→ WRITTEN TASK
Please repeat all of the listing exactly.

→ EXTRACTED MATERIAL

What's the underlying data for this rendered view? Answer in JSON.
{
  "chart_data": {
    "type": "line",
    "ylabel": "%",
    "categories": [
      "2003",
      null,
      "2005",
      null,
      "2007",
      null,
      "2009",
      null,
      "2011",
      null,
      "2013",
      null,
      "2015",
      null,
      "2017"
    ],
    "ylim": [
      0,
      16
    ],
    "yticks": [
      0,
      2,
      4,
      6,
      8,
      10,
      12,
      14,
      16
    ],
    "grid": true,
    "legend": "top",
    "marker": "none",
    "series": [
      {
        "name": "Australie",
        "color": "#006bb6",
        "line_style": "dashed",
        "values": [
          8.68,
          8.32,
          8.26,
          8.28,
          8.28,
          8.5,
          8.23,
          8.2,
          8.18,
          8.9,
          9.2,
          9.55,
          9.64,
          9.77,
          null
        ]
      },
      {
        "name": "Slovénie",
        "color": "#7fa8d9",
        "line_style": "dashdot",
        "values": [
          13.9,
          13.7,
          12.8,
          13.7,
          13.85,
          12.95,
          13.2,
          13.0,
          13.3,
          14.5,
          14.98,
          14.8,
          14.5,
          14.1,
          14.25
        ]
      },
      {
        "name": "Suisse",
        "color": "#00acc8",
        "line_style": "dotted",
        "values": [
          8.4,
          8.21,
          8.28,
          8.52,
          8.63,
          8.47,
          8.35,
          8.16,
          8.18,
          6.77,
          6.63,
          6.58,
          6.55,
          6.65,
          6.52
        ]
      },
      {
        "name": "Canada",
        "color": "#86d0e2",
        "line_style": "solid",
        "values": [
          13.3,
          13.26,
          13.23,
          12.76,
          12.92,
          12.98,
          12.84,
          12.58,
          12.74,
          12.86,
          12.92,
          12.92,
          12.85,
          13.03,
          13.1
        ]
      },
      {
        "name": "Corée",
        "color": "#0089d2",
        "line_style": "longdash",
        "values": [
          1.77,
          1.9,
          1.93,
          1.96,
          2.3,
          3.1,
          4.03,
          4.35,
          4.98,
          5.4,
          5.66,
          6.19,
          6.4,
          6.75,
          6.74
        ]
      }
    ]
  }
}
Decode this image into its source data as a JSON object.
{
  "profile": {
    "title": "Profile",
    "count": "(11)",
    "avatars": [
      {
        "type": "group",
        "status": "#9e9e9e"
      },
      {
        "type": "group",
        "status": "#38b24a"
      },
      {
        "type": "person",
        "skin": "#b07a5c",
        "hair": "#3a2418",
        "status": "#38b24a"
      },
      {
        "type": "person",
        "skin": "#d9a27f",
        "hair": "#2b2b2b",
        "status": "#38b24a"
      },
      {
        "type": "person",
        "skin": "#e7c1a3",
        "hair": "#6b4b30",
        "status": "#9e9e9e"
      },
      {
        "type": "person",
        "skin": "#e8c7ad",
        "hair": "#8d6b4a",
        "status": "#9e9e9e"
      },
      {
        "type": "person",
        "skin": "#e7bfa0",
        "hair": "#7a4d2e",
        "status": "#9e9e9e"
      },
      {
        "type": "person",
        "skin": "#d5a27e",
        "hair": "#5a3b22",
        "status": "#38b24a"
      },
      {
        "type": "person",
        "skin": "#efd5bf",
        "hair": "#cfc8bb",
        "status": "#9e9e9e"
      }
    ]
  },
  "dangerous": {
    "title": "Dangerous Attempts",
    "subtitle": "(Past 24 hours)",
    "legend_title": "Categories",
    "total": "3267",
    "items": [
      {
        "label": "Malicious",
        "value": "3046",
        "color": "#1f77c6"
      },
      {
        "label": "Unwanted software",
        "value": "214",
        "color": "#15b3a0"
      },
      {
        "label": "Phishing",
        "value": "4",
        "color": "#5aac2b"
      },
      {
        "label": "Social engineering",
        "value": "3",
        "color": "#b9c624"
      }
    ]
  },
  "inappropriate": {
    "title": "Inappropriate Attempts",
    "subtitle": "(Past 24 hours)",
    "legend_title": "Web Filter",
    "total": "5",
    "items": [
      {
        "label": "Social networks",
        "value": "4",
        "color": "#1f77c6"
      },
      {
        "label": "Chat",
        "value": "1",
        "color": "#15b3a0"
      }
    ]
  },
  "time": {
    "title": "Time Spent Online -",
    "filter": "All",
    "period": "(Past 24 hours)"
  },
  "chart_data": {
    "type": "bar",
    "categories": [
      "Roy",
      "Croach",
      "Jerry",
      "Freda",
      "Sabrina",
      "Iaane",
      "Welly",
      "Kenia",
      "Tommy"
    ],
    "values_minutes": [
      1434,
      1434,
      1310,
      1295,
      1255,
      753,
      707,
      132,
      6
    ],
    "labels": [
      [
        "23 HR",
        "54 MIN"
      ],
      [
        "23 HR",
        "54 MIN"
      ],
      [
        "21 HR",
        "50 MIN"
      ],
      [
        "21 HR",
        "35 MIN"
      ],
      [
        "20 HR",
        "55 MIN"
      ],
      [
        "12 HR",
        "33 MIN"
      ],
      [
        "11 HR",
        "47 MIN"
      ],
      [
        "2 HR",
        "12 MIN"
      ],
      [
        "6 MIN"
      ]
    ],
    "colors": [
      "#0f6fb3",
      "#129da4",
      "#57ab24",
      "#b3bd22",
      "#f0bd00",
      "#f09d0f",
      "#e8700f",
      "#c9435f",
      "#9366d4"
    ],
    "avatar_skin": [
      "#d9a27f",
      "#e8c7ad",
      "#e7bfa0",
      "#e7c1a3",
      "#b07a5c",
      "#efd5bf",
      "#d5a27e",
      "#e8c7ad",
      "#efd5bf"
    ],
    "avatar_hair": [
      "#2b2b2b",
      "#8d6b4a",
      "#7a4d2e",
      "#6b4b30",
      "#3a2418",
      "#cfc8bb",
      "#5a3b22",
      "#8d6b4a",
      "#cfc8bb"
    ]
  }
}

→ WRITTEN ANSWER
What's the underlying data for this rendered view? Answer in JSON.
{
  "chart_data": {
    "type": "line",
    "ylabel": "%",
    "categories": [
      "2003",
      null,
      "2005",
      null,
      "2007",
      null,
      "2009",
      null,
      "2011",
      null,
      "2013",
      null,
      "2015",
      null,
      "2017"
    ],
    "ylim": [
      0,
      16
    ],
    "yticks": [
      0,
      2,
      4,
      6,
      8,
      10,
      12,
      14,
      16
    ],
    "grid": true,
    "legend": "top",
    "marker": "none",
    "series": [
      {
        "name": "Australie",
        "color": "#006bb6",
        "line_style": "dashed",
        "values": [
          8.68,
          8.32,
          8.26,
          8.28,
          8.28,
          8.5,
          8.23,
          8.2,
          8.18,
          8.9,
          9.2,
          9.55,
          9.64,
          9.77,
          null
        ]
      },
      {
        "name": "Slovénie",
        "color": "#7fa8d9",
        "line_style": "dashdot",
        "values": [
          13.9,
          13.7,
          12.8,
          13.7,
          13.85,
          12.95,
          13.2,
          13.0,
          13.3,
          14.5,
          14.98,
          14.8,
          14.5,
          14.1,
          14.25
        ]
      },
      {
        "name": "Suisse",
        "color": "#00acc8",
        "line_style": "dotted",
        "values": [
          8.4,
          8.21,
          8.28,
          8.52,
          8.63,
          8.47,
          8.35,
          8.16,
          8.18,
          6.77,
          6.63,
          6.58,
          6.55,
          6.65,
          6.52
        ]
      },
      {
        "name": "Canada",
        "color": "#86d0e2",
        "line_style": "solid",
        "values": [
          13.3,
          13.26,
          13.23,
          12.76,
          12.92,
          12.98,
          12.84,
          12.58,
          12.74,
          12.86,
          12.92,
          12.92,
          12.85,
          13.03,
          13.1
        ]
      },
      {
        "name": "Corée",
        "color": "#0089d2",
        "line_style": "longdash",
        "values": [
          1.77,
          1.9,
          1.93,
          1.96,
          2.3,
          3.1,
          4.03,
          4.35,
          4.98,
          5.4,
          5.66,
          6.19,
          6.4,
          6.75,
          6.74
        ]
      }
    ]
  }
}
Decode this image into its source data as a JSON object.
{
  "profile": {
    "title": "Profile",
    "count": "(11)",
    "avatars": [
      {
        "type": "group",
        "status": "#9e9e9e"
      },
      {
        "type": "group",
        "status": "#38b24a"
      },
      {
        "type": "person",
        "skin": "#b07a5c",
        "hair": "#3a2418",
        "status": "#38b24a"
      },
      {
        "type": "person",
        "skin": "#d9a27f",
        "hair": "#2b2b2b",
        "status": "#38b24a"
      },
      {
        "type": "person",
        "skin": "#e7c1a3",
        "hair": "#6b4b30",
        "status": "#9e9e9e"
      },
      {
        "type": "person",
        "skin": "#e8c7ad",
        "hair": "#8d6b4a",
        "status": "#9e9e9e"
      },
      {
        "type": "person",
        "skin": "#e7bfa0",
        "hair": "#7a4d2e",
        "status": "#9e9e9e"
      },
      {
        "type": "person",
        "skin": "#d5a27e",
        "hair": "#5a3b22",
        "status": "#38b24a"
      },
      {
        "type": "person",
        "skin": "#efd5bf",
        "hair": "#cfc8bb",
        "status": "#9e9e9e"
      }
    ]
  },
  "dangerous": {
    "title": "Dangerous Attempts",
    "subtitle": "(Past 24 hours)",
    "legend_title": "Categories",
    "total": "3267",
    "items": [
      {
        "label": "Malicious",
        "value": "3046",
        "color": "#1f77c6"
      },
      {
        "label": "Unwanted software",
        "value": "214",
        "color": "#15b3a0"
      },
      {
        "label": "Phishing",
        "value": "4",
        "color": "#5aac2b"
      },
      {
        "label": "Social engineering",
        "value": "3",
        "color": "#b9c624"
      }
    ]
  },
  "inappropriate": {
    "title": "Inappropriate Attempts",
    "subtitle": "(Past 24 hours)",
    "legend_title": "Web Filter",
    "total": "5",
    "items": [
      {
        "label": "Social networks",
        "value": "4",
        "color": "#1f77c6"
      },
      {
        "label": "Chat",
        "value": "1",
        "color": "#15b3a0"
      }
    ]
  },
  "time": {
    "title": "Time Spent Online -",
    "filter": "All",
    "period": "(Past 24 hours)"
  },
  "chart_data": {
    "type": "bar",
    "categories": [
      "Roy",
      "Croach",
      "Jerry",
      "Freda",
      "Sabrina",
      "Iaane",
      "Welly",
      "Kenia",
      "Tommy"
    ],
    "values_minutes": [
      1434,
      1434,
      1310,
      1295,
      1255,
      753,
      707,
      132,
      6
    ],
    "labels": [
      [
        "23 HR",
        "54 MIN"
      ],
      [
        "23 HR",
        "54 MIN"
      ],
      [
        "21 HR",
        "50 MIN"
      ],
      [
        "21 HR",
        "35 MIN"
      ],
      [
        "20 HR",
        "55 MIN"
      ],
      [
        "12 HR",
        "33 MIN"
      ],
      [
        "11 HR",
        "47 MIN"
      ],
      [
        "2 HR",
        "12 MIN"
      ],
      [
        "6 MIN"
      ]
    ],
    "colors": [
      "#0f6fb3",
      "#129da4",
      "#57ab24",
      "#b3bd22",
      "#f0bd00",
      "#f09d0f",
      "#e8700f",
      "#c9435f",
      "#9366d4"
    ],
    "avatar_skin": [
      "#d9a27f",
      "#e8c7ad",
      "#e7bfa0",
      "#e7c1a3",
      "#b07a5c",
      "#efd5bf",
      "#d5a27e",
      "#e8c7ad",
      "#efd5bf"
    ],
    "avatar_hair": [
      "#2b2b2b",
      "#8d6b4a",
      "#7a4d2e",
      "#6b4b30",
      "#3a2418",
      "#cfc8bb",
      "#5a3b22",
      "#8d6b4a",
      "#cfc8bb"
    ]
  }
}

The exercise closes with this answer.